* Records from a dataset *
==*==

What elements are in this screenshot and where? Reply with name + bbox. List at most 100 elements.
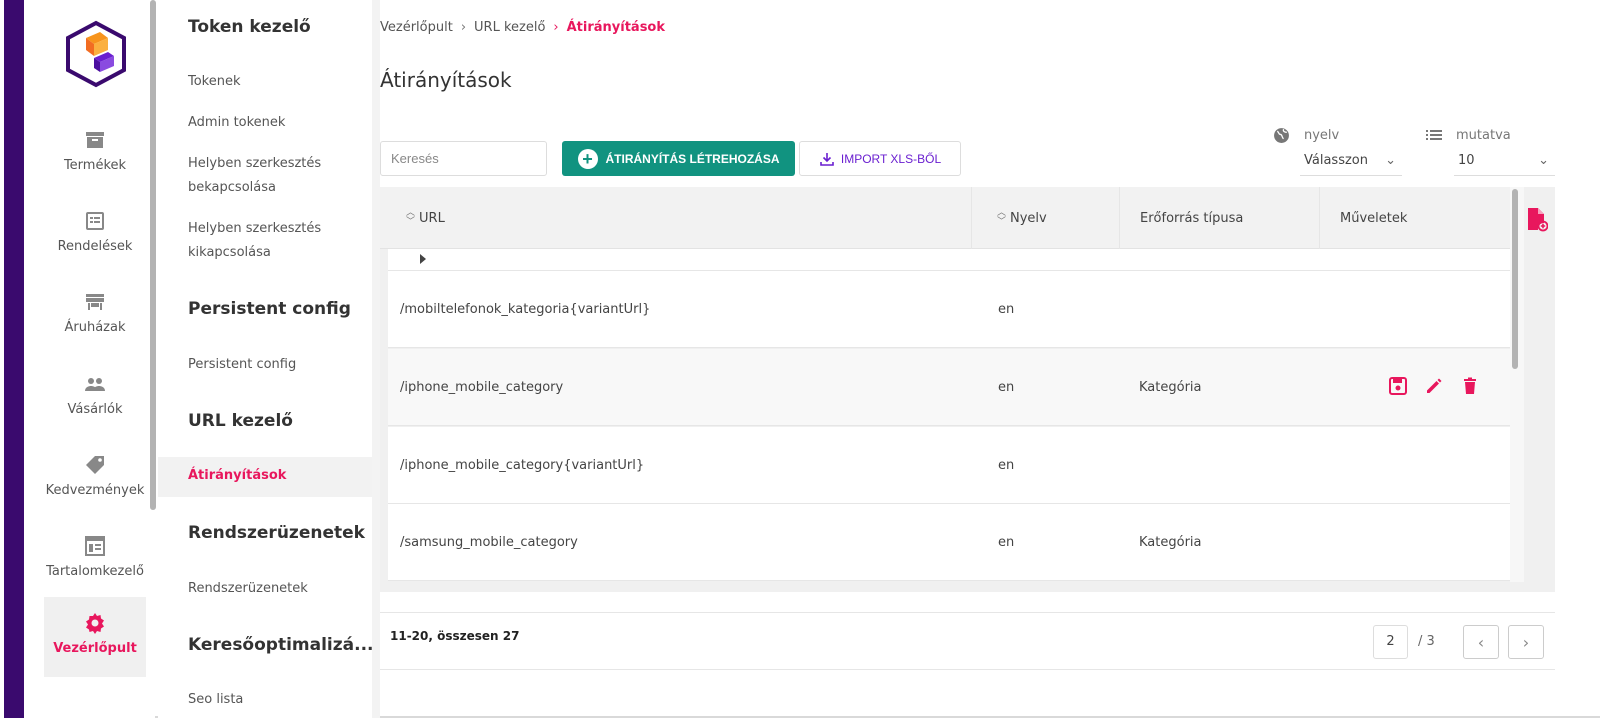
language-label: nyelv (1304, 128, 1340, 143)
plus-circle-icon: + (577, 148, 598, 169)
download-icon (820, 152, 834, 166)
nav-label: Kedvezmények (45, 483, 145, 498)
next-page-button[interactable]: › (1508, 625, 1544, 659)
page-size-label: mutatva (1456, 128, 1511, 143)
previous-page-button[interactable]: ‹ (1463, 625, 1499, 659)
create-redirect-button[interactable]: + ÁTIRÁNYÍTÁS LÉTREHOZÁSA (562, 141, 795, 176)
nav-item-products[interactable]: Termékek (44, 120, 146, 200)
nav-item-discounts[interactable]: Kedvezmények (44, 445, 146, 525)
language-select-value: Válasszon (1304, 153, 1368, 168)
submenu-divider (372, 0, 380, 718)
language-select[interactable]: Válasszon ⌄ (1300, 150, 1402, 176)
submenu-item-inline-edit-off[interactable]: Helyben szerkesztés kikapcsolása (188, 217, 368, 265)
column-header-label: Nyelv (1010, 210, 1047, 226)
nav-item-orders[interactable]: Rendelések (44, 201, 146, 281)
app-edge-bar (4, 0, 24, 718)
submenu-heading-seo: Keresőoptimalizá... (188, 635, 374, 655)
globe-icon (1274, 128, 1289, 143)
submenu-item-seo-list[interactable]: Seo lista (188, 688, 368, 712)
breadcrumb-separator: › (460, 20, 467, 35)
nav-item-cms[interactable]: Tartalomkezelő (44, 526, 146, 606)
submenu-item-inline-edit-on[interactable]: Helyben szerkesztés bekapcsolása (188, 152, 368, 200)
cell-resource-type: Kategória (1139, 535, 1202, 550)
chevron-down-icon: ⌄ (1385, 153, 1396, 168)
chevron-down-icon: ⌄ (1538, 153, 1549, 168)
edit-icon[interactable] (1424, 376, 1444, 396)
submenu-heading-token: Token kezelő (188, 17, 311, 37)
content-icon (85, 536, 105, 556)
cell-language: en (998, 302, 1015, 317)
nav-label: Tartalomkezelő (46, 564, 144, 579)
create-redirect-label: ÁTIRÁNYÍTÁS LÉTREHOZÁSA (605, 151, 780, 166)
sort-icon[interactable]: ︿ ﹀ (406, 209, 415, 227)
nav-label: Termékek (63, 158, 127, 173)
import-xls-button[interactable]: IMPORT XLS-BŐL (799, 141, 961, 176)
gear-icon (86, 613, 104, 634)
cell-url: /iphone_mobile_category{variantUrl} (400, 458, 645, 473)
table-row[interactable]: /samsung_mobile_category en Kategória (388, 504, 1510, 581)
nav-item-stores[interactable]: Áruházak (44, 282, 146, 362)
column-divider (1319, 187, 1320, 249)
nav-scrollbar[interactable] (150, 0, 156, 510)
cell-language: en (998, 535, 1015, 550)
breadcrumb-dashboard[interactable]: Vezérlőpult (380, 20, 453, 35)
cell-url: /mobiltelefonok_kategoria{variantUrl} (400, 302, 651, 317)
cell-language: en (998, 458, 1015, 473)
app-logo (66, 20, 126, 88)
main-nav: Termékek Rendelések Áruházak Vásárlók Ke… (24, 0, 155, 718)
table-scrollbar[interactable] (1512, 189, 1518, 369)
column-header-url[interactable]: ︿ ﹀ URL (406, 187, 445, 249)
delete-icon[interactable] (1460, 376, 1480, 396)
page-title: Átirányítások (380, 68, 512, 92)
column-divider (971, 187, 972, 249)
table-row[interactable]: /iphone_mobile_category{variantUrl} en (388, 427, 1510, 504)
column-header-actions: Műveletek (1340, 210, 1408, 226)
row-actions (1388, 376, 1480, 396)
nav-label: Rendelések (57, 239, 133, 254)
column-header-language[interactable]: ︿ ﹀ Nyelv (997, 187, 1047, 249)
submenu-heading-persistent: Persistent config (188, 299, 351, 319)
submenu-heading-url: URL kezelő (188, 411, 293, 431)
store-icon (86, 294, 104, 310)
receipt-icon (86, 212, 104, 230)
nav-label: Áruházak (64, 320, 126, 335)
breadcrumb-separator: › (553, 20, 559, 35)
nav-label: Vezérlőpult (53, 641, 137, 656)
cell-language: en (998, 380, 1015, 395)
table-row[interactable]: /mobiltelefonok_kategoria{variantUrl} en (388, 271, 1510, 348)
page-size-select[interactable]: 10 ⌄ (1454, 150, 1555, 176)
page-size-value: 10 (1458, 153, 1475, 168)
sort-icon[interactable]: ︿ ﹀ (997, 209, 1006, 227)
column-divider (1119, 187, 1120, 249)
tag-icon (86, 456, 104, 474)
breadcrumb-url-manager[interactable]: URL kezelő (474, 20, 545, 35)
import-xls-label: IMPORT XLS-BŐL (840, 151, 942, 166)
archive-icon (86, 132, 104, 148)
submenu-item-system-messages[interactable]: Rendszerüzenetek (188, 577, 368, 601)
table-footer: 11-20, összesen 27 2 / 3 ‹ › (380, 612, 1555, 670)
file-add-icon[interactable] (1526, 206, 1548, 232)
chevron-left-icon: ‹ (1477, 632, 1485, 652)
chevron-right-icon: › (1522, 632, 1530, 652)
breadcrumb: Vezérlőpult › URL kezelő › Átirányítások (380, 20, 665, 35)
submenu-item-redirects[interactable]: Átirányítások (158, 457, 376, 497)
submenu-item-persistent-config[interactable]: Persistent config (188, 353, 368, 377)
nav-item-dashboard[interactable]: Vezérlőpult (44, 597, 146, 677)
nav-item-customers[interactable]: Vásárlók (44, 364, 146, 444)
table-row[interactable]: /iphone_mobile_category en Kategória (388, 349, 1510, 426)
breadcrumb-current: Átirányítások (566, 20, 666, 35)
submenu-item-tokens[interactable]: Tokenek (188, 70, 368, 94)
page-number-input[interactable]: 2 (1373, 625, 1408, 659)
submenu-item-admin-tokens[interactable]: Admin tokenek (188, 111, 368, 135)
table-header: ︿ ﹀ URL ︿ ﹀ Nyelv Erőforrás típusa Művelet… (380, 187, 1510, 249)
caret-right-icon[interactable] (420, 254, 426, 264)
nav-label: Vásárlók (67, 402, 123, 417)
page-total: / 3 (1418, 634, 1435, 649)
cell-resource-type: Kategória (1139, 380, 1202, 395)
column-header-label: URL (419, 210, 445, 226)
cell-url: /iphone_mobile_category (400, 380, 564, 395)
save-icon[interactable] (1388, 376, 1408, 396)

==*==

* What is needed *
Can you rewrite the part of the records that opens with the line containing "language-label: nyelv (1304, 128, 1340, 143)" and closes with the line containing "create-redirect-button[interactable]: + ÁTIRÁNYÍTÁS", switching "mutatva" to "megjelenítve" and leaving everything else unchanged?

* Correct output *
language-label: nyelv (1304, 128, 1340, 143)
plus-circle-icon: + (577, 148, 598, 169)
download-icon (820, 152, 834, 166)
nav-label: Kedvezmények (45, 483, 145, 498)
next-page-button[interactable]: › (1508, 625, 1544, 659)
page-size-label: megjelenítve (1456, 128, 1511, 143)
previous-page-button[interactable]: ‹ (1463, 625, 1499, 659)
create-redirect-button[interactable]: + ÁTIRÁNYÍTÁS LÉTREHOZÁSA (562, 141, 795, 176)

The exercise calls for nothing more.